- [To be done]: Provide nothing beyond the count of lines that include the string "label".

- [Dataset records]:
::::::::
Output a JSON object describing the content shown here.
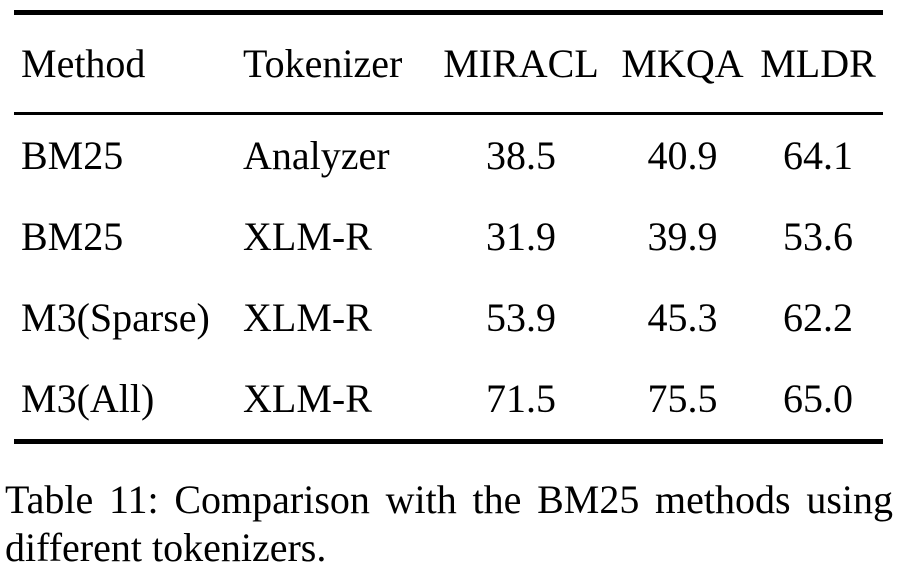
{
  "page": {
    "background_color": "#ffffff",
    "text_color": "#000000",
    "rule_color": "#000000"
  },
  "table": {
    "columns": [
      {
        "label": "Method"
      },
      {
        "label": "Tokenizer"
      },
      {
        "label": "MIRACL"
      },
      {
        "label": "MKQA"
      },
      {
        "label": "MLDR"
      }
    ],
    "rows": [
      {
        "method": "BM25",
        "tokenizer": "Analyzer",
        "miracl": "38.5",
        "mkqa": "40.9",
        "mldr": "64.1"
      },
      {
        "method": "BM25",
        "tokenizer": "XLM-R",
        "miracl": "31.9",
        "mkqa": "39.9",
        "mldr": "53.6"
      },
      {
        "method": "M3(Sparse)",
        "tokenizer": "XLM-R",
        "miracl": "53.9",
        "mkqa": "45.3",
        "mldr": "62.2"
      },
      {
        "method": "M3(All)",
        "tokenizer": "XLM-R",
        "miracl": "71.5",
        "mkqa": "75.5",
        "mldr": "65.0"
      }
    ]
  },
  "caption": {
    "line1": "Table 11: Comparison with the BM25 methods using",
    "line2": "different tokenizers."
  }
}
::::::::
- [Response for this exercise]: 5